- Brief -
Show all lines holding "NECKLACES".

===== Records supplied

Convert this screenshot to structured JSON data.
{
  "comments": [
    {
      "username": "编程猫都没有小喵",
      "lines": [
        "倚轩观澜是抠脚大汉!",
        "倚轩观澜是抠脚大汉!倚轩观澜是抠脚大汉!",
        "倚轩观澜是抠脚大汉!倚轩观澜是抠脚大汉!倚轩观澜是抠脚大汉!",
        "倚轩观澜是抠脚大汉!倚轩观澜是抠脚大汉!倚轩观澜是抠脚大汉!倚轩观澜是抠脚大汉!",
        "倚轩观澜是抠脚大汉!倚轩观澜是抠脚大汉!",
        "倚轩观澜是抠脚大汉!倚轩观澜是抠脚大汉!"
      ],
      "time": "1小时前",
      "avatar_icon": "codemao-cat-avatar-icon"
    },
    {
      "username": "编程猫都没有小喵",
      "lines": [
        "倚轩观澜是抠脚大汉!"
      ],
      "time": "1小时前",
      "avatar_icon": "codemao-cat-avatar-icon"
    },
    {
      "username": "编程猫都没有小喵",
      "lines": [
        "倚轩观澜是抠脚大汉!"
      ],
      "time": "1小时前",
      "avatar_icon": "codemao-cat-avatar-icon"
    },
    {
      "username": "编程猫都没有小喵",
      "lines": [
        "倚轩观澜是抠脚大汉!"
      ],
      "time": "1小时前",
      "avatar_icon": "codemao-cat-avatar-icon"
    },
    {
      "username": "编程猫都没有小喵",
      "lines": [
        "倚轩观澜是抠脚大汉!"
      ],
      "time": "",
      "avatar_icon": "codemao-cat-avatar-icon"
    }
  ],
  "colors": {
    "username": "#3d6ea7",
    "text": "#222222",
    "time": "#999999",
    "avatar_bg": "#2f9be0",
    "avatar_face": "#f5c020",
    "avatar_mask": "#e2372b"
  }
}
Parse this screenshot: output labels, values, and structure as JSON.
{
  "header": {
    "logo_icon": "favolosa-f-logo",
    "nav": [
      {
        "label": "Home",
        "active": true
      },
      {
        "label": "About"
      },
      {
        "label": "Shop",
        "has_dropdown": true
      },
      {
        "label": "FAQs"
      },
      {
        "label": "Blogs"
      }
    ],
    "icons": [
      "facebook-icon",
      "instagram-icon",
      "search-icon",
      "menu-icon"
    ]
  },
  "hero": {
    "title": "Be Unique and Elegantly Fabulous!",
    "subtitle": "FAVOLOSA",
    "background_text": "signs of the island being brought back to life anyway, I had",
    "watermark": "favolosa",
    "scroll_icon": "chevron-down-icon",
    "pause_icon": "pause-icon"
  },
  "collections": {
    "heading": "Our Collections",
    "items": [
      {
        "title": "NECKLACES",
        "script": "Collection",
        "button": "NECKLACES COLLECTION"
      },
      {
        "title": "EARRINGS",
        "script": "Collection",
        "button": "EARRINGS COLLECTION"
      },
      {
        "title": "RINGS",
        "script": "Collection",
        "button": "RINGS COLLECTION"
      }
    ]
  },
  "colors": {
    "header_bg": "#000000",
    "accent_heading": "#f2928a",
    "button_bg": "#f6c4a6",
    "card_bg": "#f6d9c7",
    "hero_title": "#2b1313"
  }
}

==========

- Answer for this exercise -
        "title": "NECKLACES",
        "button": "NECKLACES COLLECTION"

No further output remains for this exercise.